## Dataset records

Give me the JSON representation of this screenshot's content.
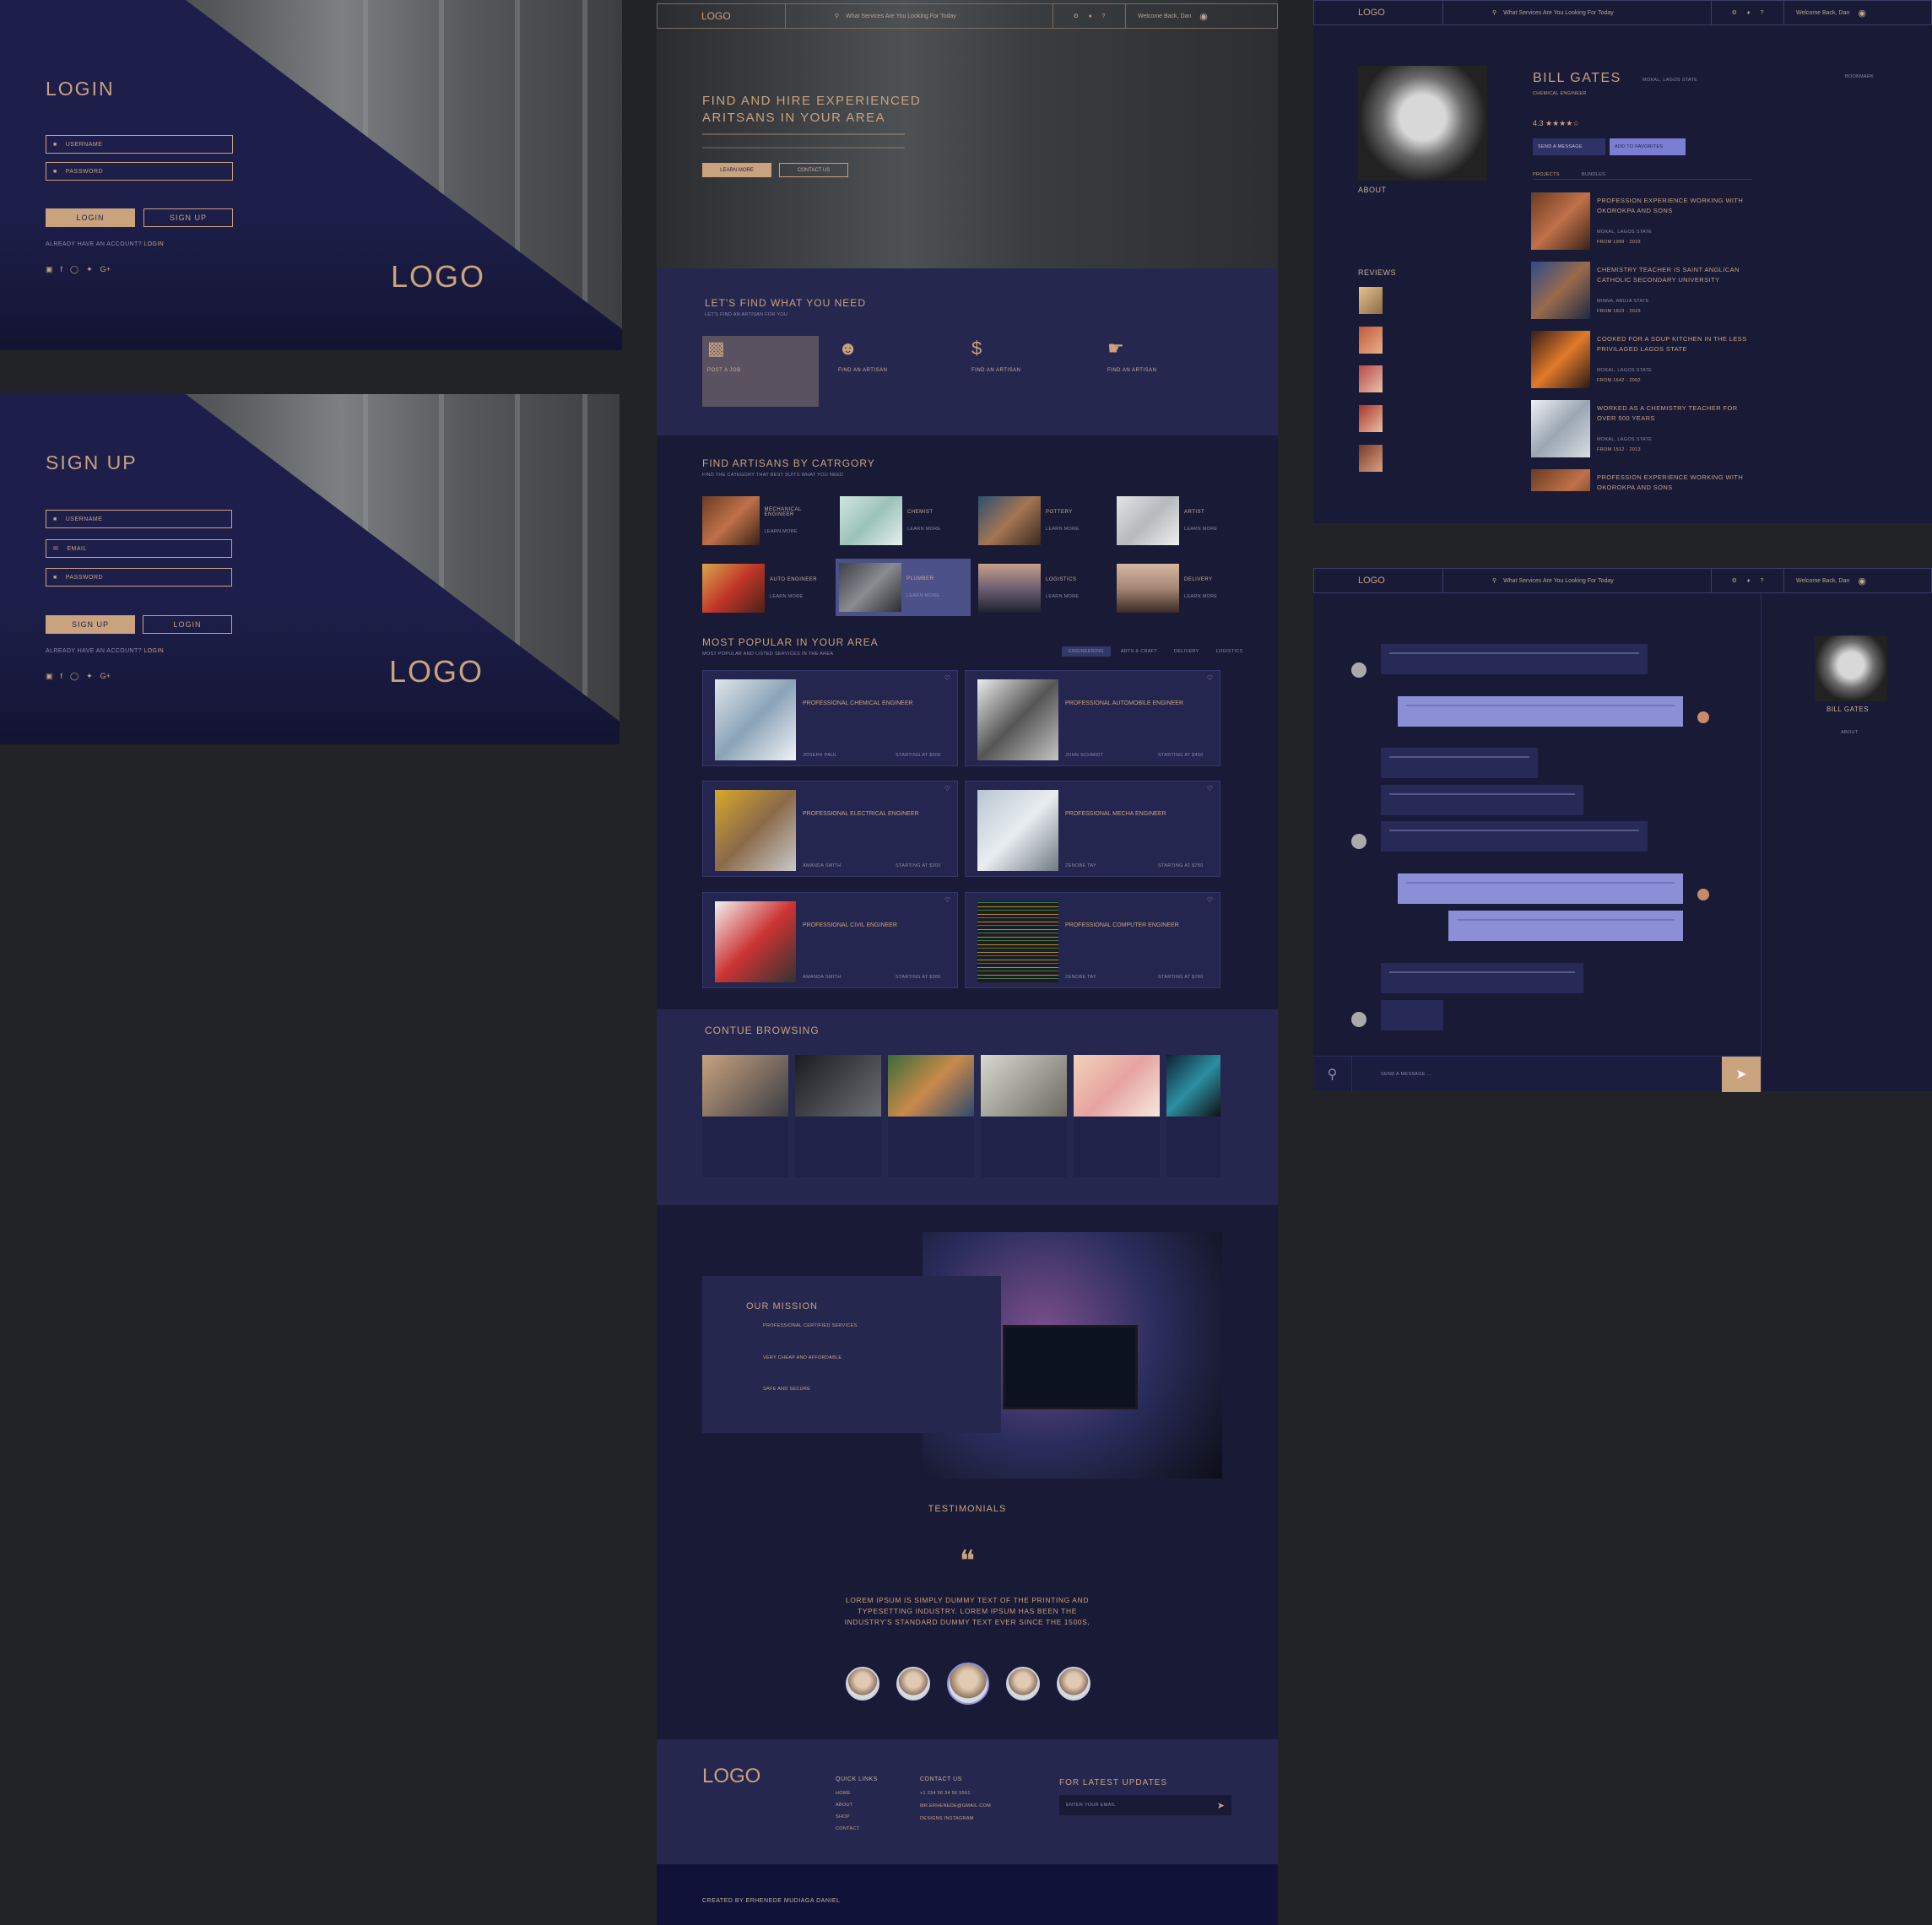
{
  "login": {
    "title": "LOGIN",
    "username_placeholder": "USERNAME",
    "password_placeholder": "PASSWORD",
    "login_btn": "LOGIN",
    "signup_btn": "SIGN UP",
    "note_prefix": "ALREADY HAVE AN ACCOUNT?",
    "note_link": "LOGIN",
    "logo": "LOGO"
  },
  "signup": {
    "title": "SIGN UP",
    "username_placeholder": "USERNAME",
    "email_placeholder": "EMAIL",
    "password_placeholder": "PASSWORD",
    "signup_btn": "SIGN UP",
    "login_btn": "LOGIN",
    "note_prefix": "ALREADY HAVE AN ACCOUNT?",
    "note_link": "LOGIN",
    "logo": "LOGO"
  },
  "nav": {
    "logo": "LOGO",
    "search_placeholder": "What Services Are You Looking For Today",
    "welcome": "Welcome Back, Dan"
  },
  "hero": {
    "title": "FIND AND HIRE EXPERIENCED ARITSANS IN YOUR AREA",
    "learn_more": "LEARN MORE",
    "contact_us": "CONTACT US"
  },
  "find": {
    "title": "LET'S FIND WHAT YOU NEED",
    "sub": "LET'S FIND AN ARTISAN FOR YOU",
    "cards": [
      {
        "icon": "briefcase-icon",
        "label": "POST A JOB"
      },
      {
        "icon": "user-icon",
        "label": "FIND AN ARTISAN"
      },
      {
        "icon": "dollar-icon",
        "label": "FIND AN ARTISAN"
      },
      {
        "icon": "handshake-icon",
        "label": "FIND AN ARTISAN"
      }
    ]
  },
  "categories": {
    "title": "FIND ARTISANS BY CATRGORY",
    "sub": "FIND THE CATEGORY THAT BEST SUITS WHAT YOU NEED",
    "items": [
      "MECHANICAL ENGINEER",
      "CHEMIST",
      "POTTERY",
      "ARTIST",
      "AUTO ENGINEER",
      "PLUMBER",
      "LOGISTICS",
      "DELIVERY"
    ],
    "learn_more": "LEARN MORE"
  },
  "popular": {
    "title": "MOST POPULAR IN YOUR AREA",
    "sub": "MOST POPULAR AND LISTED SERVICES IN THE AREA",
    "tabs": [
      "ENGINEERING",
      "ARTS & CRAFT",
      "DELIVERY",
      "LOGISTICS"
    ],
    "items": [
      {
        "title": "PROFESSIONAL CHEMICAL ENGINEER",
        "name": "JOSEPH PAUL",
        "price": "STARTING AT $500"
      },
      {
        "title": "PROFESSIONAL AUTOMOBILE ENGINEER",
        "name": "JOHN SCHMIDT",
        "price": "STARTING AT $450"
      },
      {
        "title": "PROFESSIONAL ELECTRICAL ENGINEER",
        "name": "AMANDA SMITH",
        "price": "STARTING AT $300"
      },
      {
        "title": "PROFESSIONAL MECHA ENGINEER",
        "name": "ZENOBE TAY",
        "price": "STARTING AT $780"
      },
      {
        "title": "PROFESSIONAL CIVIL ENGINEER",
        "name": "AMANDA SMITH",
        "price": "STARTING AT $380"
      },
      {
        "title": "PROFESSIONAL COMPUTER ENGINEER",
        "name": "ZENOBE TAY",
        "price": "STARTING AT $780"
      }
    ]
  },
  "browsing": {
    "title": "CONTUE BROWSING"
  },
  "mission": {
    "title": "OUR MISSION",
    "items": [
      "PROFESSIONAL CERTIFIED SERVICES",
      "VERY CHEAP AND AFFORDABLE",
      "SAFE AND SECURE"
    ]
  },
  "testimonials": {
    "title": "TESTIMONIALS",
    "quote": "LOREM IPSUM IS SIMPLY DUMMY TEXT OF THE PRINTING AND TYPESETTING INDUSTRY. LOREM IPSUM HAS BEEN THE INDUSTRY'S STANDARD DUMMY TEXT EVER SINCE THE 1500S,"
  },
  "footer": {
    "logo": "LOGO",
    "quick_links_title": "QUICK LINKS",
    "quick_links": [
      "HOME",
      "ABOUT",
      "SHOP",
      "CONTACT"
    ],
    "contact_title": "CONTACT US",
    "contact": [
      "+1 234 56 34 56 5561",
      "MR.ERHENEDE@GMAIL.COM",
      "DESIGNS INSTAGRAM"
    ],
    "updates_title": "FOR LATEST UPDATES",
    "email_placeholder": "ENTER YOUR EMAIL",
    "credit": "CREATED BY ERHENEDE MUDIAGA DANIEL"
  },
  "profile": {
    "name": "BILL GATES",
    "location": "MOKAL, LAGOS STATE",
    "role": "CHEMICAL ENGINEER",
    "rating": "4.3 ★★★★☆",
    "send_message": "SEND A MESSAGE",
    "add_favorites": "ADD TO FAVORITES",
    "tabs": [
      "PROJECTS",
      "BUNDLES"
    ],
    "about": "ABOUT",
    "reviews": "REVIEWS",
    "bookmark": "BOOKMARK",
    "projects": [
      {
        "title": "PROFESSION EXPERIENCE WORKING WITH OKOROKPA AND SONS",
        "loc": "MOKAL, LAGOS STATE",
        "years": "FROM 1999 - 2023"
      },
      {
        "title": "CHEMISTRY TEACHER IS SAINT ANGLICAN CATHOLIC SECONDARY UNIVERSITY",
        "loc": "MINNA, ABUJA STATE",
        "years": "FROM 1823 - 2023"
      },
      {
        "title": "COOKED FOR A SOUP KITCHEN IN THE LESS PRIVILAGED LAGOS STATE",
        "loc": "MOKAL, LAGOS STATE",
        "years": "FROM 1642 - 2002"
      },
      {
        "title": "WORKED AS A CHEMISTRY TEACHER FOR OVER 500 YEARS",
        "loc": "MOKAL, LAGOS STATE",
        "years": "FROM 1512 - 2013"
      },
      {
        "title": "PROFESSION EXPERIENCE WORKING WITH OKOROKPA AND SONS",
        "loc": "",
        "years": ""
      }
    ]
  },
  "chat": {
    "placeholder": "SEND A MESSAGE ...",
    "contact_name": "BILL GATES",
    "about": "ABOUT"
  },
  "colors": {
    "gold": "#c9a27e",
    "navy": "#181a36",
    "panel": "#24264f",
    "bubble_me": "#8c8fd6"
  }
}
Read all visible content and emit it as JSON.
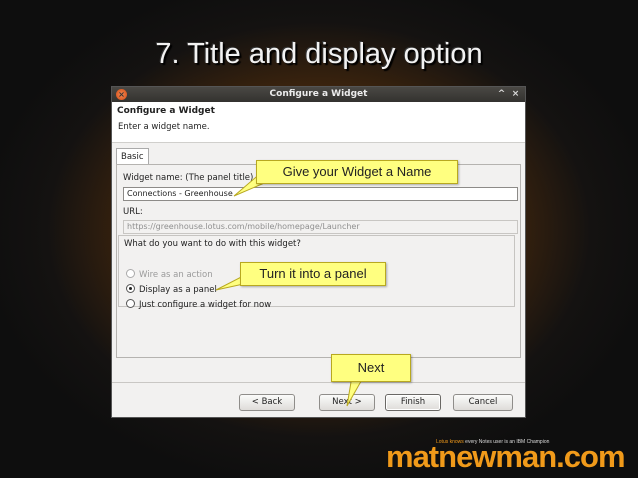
{
  "slide": {
    "title": "7. Title and display option"
  },
  "dialog": {
    "window_title": "Configure a Widget",
    "header_title": "Configure a Widget",
    "header_subtitle": "Enter a widget name.",
    "tab_label": "Basic",
    "widget_name_label": "Widget name: (The panel title)",
    "widget_name_value": "Connections - Greenhouse",
    "url_label": "URL:",
    "url_value": "https://greenhouse.lotus.com/mobile/homepage/Launcher",
    "group_label": "What do you want to do with this widget?",
    "options": [
      {
        "label": "Wire as an action",
        "checked": false,
        "disabled": true
      },
      {
        "label": "Display as a panel",
        "checked": true,
        "disabled": false
      },
      {
        "label": "Just configure a widget for now",
        "checked": false,
        "disabled": false
      }
    ],
    "buttons": {
      "back": "< Back",
      "next": "Next >",
      "finish": "Finish",
      "cancel": "Cancel"
    },
    "titlebar_icons": [
      "close-icon",
      "maximize-icon",
      "x-icon"
    ]
  },
  "callouts": {
    "name": "Give your Widget a Name",
    "panel": "Turn it into a panel",
    "next": "Next"
  },
  "branding": {
    "tagline_highlight": "Lotus knows",
    "tagline_rest": " every Notes user is an IBM Champion",
    "logo": "matnewman.com"
  },
  "colors": {
    "callout_fill": "#ffff80",
    "brand_orange": "#f09a1a"
  }
}
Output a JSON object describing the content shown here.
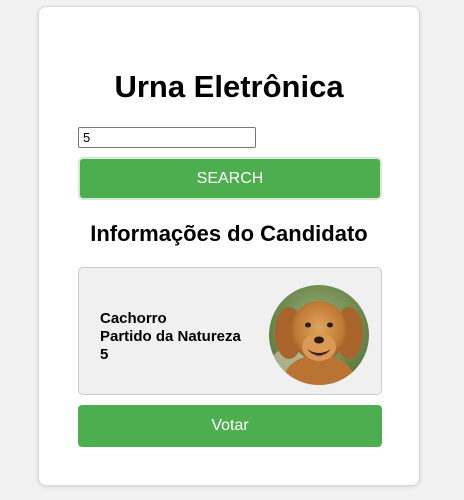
{
  "page": {
    "title": "Urna Eletrônica"
  },
  "search": {
    "input_value": "5",
    "button_label": "SEARCH"
  },
  "candidate": {
    "section_title": "Informações do Candidato",
    "name": "Cachorro",
    "party": "Partido da Natureza",
    "number": "5",
    "photo_icon": "dog-photo"
  },
  "actions": {
    "vote_label": "Votar"
  },
  "colors": {
    "accent_green": "#4cae4f",
    "card_background": "#ffffff",
    "info_box_background": "#f0f0f0"
  }
}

## SHORT EXERCISE
Show the lines of the records that contain the word "LEARN".

## RESPONSE FOR THIS EXERCISE
    "learn_more": "LEARN MORE",
    "learn_more": "LEARN MORE"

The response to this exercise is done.